-- start Extracted entries --
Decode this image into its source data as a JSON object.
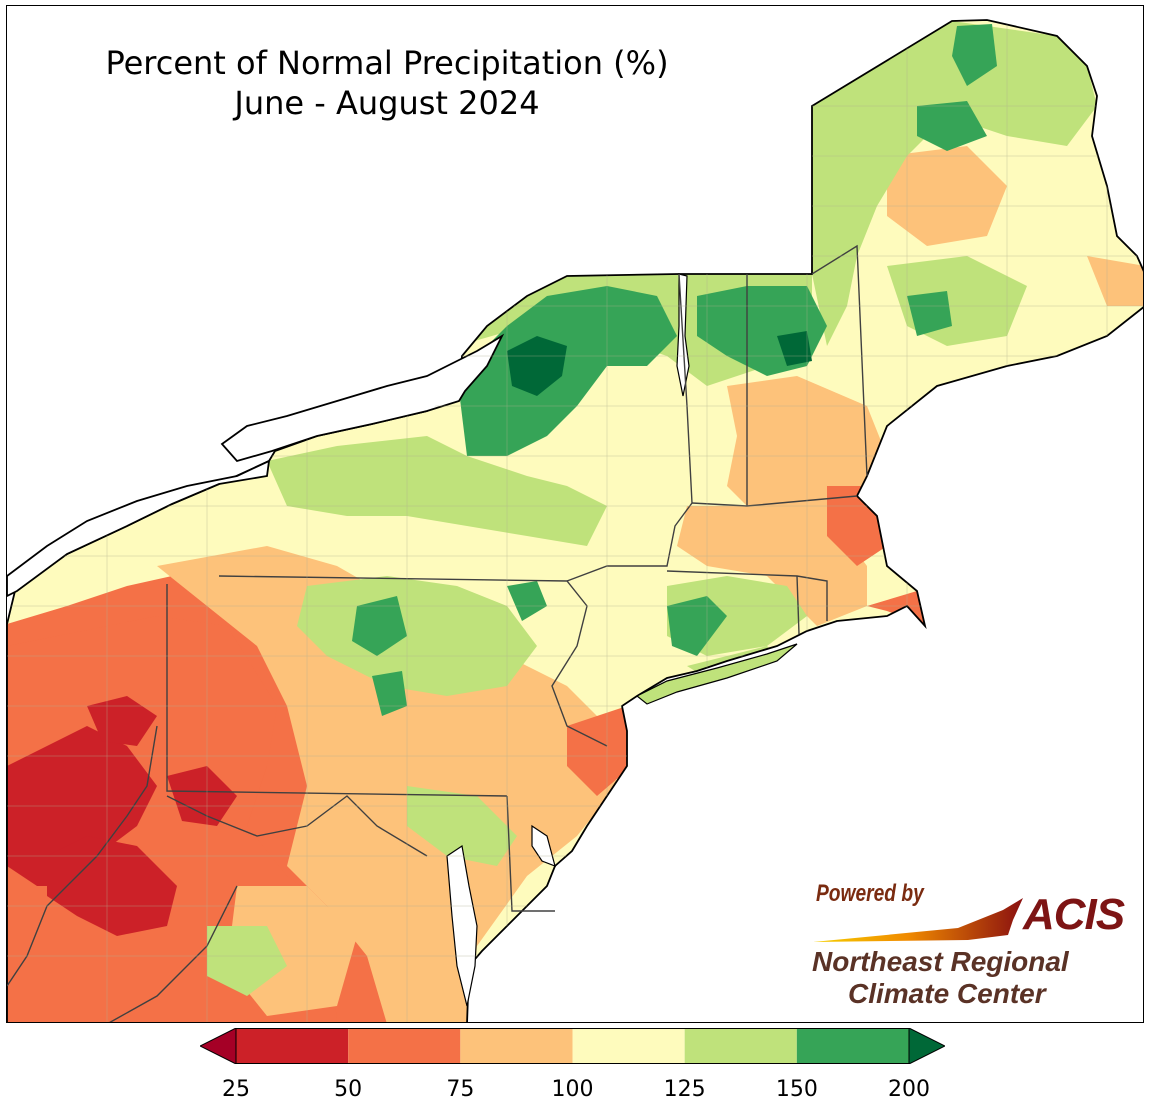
{
  "header": {
    "title": "Percent of Normal Precipitation (%)",
    "subtitle": "June - August 2024"
  },
  "logo": {
    "powered_by": "Powered by",
    "acis": "ACIS",
    "org_line1": "Northeast Regional",
    "org_line2": "Climate Center"
  },
  "legend": {
    "bins": [
      {
        "from": 25,
        "to": 50,
        "color": "#cc2128"
      },
      {
        "from": 50,
        "to": 75,
        "color": "#f47147"
      },
      {
        "from": 75,
        "to": 100,
        "color": "#fdc27a"
      },
      {
        "from": 100,
        "to": 125,
        "color": "#fefbbd"
      },
      {
        "from": 125,
        "to": 150,
        "color": "#bfe27b"
      },
      {
        "from": 150,
        "to": 200,
        "color": "#36a457"
      }
    ],
    "under_color": "#a50026",
    "over_color": "#006837",
    "ticks": [
      "25",
      "50",
      "75",
      "100",
      "125",
      "150",
      "200"
    ]
  },
  "colors": {
    "water": "#ffffff",
    "outline": "#000000",
    "state_line": "#404040",
    "county_line": "#b0b090"
  }
}
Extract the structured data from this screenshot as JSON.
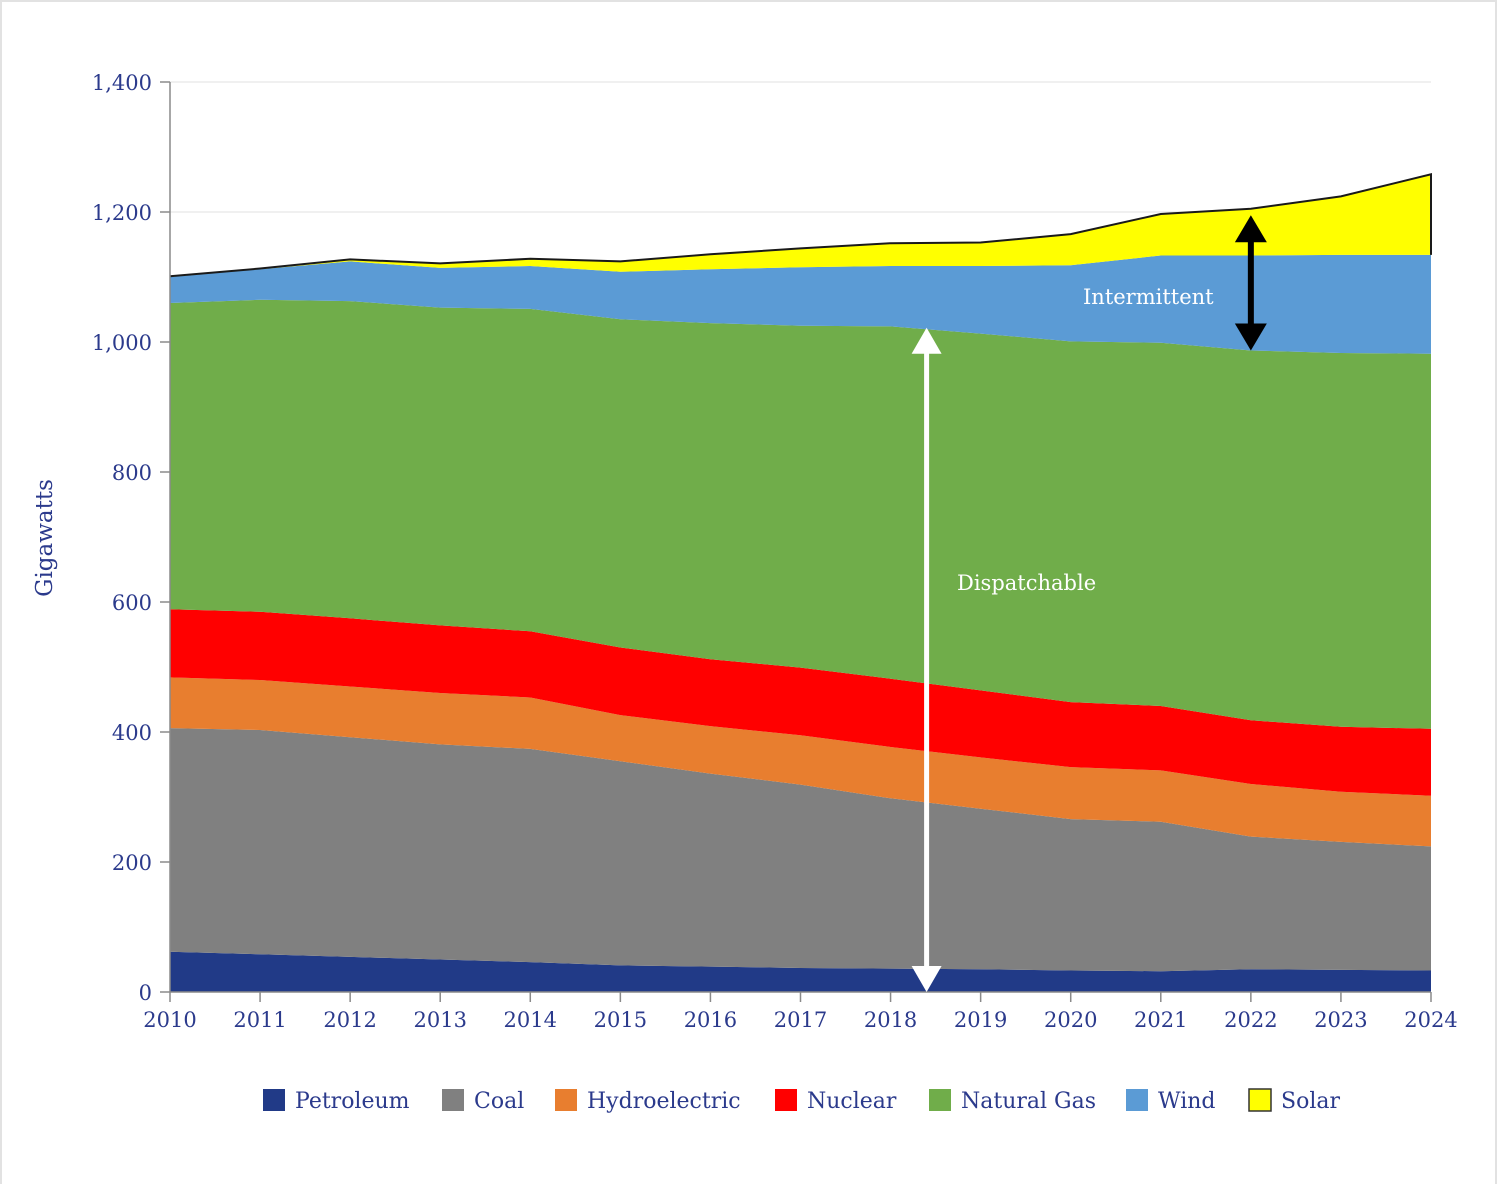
-- end Extracted entries --
Set task:
Set down the complete material exactly, but do not include the images.

Output for this task:
Decode this image into its source data as a JSON object.
{
  "header": {
    "title": "Percent of Normal Precipitation (%)",
    "subtitle": "June - August 2024"
  },
  "logo": {
    "powered_by": "Powered by",
    "acis": "ACIS",
    "org_line1": "Northeast Regional",
    "org_line2": "Climate Center"
  },
  "legend": {
    "bins": [
      {
        "from": 25,
        "to": 50,
        "color": "#cc2128"
      },
      {
        "from": 50,
        "to": 75,
        "color": "#f47147"
      },
      {
        "from": 75,
        "to": 100,
        "color": "#fdc27a"
      },
      {
        "from": 100,
        "to": 125,
        "color": "#fefbbd"
      },
      {
        "from": 125,
        "to": 150,
        "color": "#bfe27b"
      },
      {
        "from": 150,
        "to": 200,
        "color": "#36a457"
      }
    ],
    "under_color": "#a50026",
    "over_color": "#006837",
    "ticks": [
      "25",
      "50",
      "75",
      "100",
      "125",
      "150",
      "200"
    ]
  },
  "colors": {
    "water": "#ffffff",
    "outline": "#000000",
    "state_line": "#404040",
    "county_line": "#b0b090"
  }
}
Extract the structured data from this screenshot as JSON.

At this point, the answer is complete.